◆ **TASK BRIEF**
Review the listing and copy each line that holds the word "Judges".

--------------------

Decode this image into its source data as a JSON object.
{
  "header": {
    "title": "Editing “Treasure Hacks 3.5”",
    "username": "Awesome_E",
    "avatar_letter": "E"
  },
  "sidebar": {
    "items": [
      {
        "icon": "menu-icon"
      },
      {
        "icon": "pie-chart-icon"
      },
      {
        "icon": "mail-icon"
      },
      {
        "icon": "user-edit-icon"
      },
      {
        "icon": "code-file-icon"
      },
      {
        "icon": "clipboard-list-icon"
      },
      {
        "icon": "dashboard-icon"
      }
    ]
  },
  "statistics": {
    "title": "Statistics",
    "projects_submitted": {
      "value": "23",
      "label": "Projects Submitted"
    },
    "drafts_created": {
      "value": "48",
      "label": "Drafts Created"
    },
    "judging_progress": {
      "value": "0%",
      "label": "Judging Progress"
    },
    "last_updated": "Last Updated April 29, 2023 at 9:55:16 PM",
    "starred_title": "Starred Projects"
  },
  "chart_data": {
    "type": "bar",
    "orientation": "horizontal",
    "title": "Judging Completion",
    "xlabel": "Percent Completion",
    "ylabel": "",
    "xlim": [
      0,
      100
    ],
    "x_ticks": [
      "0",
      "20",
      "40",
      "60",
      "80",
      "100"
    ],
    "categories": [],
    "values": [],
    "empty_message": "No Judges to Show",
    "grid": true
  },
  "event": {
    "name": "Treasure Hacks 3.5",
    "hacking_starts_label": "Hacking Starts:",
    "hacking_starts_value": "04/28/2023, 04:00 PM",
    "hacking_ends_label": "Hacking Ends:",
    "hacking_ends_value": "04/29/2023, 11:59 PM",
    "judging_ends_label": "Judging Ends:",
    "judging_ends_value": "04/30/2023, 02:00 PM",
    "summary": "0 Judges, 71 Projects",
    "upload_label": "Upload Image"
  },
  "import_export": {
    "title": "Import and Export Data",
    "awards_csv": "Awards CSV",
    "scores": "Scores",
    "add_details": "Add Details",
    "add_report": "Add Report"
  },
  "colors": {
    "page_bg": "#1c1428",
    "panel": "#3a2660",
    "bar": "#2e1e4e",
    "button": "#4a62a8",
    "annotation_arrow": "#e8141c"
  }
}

--------------------

◆ **ANSWER TO THIS TASK**
    "empty_message": "No Judges to Show",
    "summary": "0 Judges, 71 Projects",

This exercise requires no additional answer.